**Instruction**
Reproduce every line of the entries below word for word, changing nothing.

**Source records**
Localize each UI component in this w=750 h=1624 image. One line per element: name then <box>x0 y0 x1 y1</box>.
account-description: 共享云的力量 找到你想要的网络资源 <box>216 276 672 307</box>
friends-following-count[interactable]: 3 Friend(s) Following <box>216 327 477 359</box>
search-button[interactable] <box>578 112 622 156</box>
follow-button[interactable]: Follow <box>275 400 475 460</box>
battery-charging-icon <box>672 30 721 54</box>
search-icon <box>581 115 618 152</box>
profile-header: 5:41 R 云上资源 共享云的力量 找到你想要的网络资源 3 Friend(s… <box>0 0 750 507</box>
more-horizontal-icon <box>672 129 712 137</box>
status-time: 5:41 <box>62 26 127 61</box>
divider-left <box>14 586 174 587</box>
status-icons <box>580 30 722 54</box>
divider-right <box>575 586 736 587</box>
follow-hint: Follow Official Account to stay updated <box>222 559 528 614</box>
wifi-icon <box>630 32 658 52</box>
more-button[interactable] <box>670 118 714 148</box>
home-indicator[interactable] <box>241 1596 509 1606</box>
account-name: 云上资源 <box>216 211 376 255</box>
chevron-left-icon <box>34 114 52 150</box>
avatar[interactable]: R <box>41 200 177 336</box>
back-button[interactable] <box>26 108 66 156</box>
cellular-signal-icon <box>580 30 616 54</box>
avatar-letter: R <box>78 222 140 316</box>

**Result**
Localize each UI component in this w=750 h=1624 image. One line per element: name then <box>x0 y0 x1 y1</box>.
account-description: 共享云的力量 找到你想要的网络资源 <box>216 276 672 307</box>
friends-following-count[interactable]: 3 Friend(s) Following <box>216 327 477 359</box>
search-button[interactable] <box>578 112 622 156</box>
follow-button[interactable]: Follow <box>275 400 475 460</box>
battery-charging-icon <box>672 30 721 54</box>
search-icon <box>581 115 618 152</box>
profile-header: 5:41 R 云上资源 共享云的力量 找到你想要的网络资源 3 Friend(s… <box>0 0 750 507</box>
more-horizontal-icon <box>672 129 712 137</box>
status-time: 5:41 <box>62 26 127 61</box>
divider-left <box>14 586 174 587</box>
status-icons <box>580 30 722 54</box>
divider-right <box>575 586 736 587</box>
follow-hint: Follow Official Account to stay updated <box>222 559 528 614</box>
wifi-icon <box>630 32 658 52</box>
more-button[interactable] <box>670 118 714 148</box>
home-indicator[interactable] <box>241 1596 509 1606</box>
account-name: 云上资源 <box>216 211 376 255</box>
chevron-left-icon <box>34 114 52 150</box>
avatar[interactable]: R <box>41 200 177 336</box>
back-button[interactable] <box>26 108 66 156</box>
cellular-signal-icon <box>580 30 616 54</box>
avatar-letter: R <box>78 222 140 316</box>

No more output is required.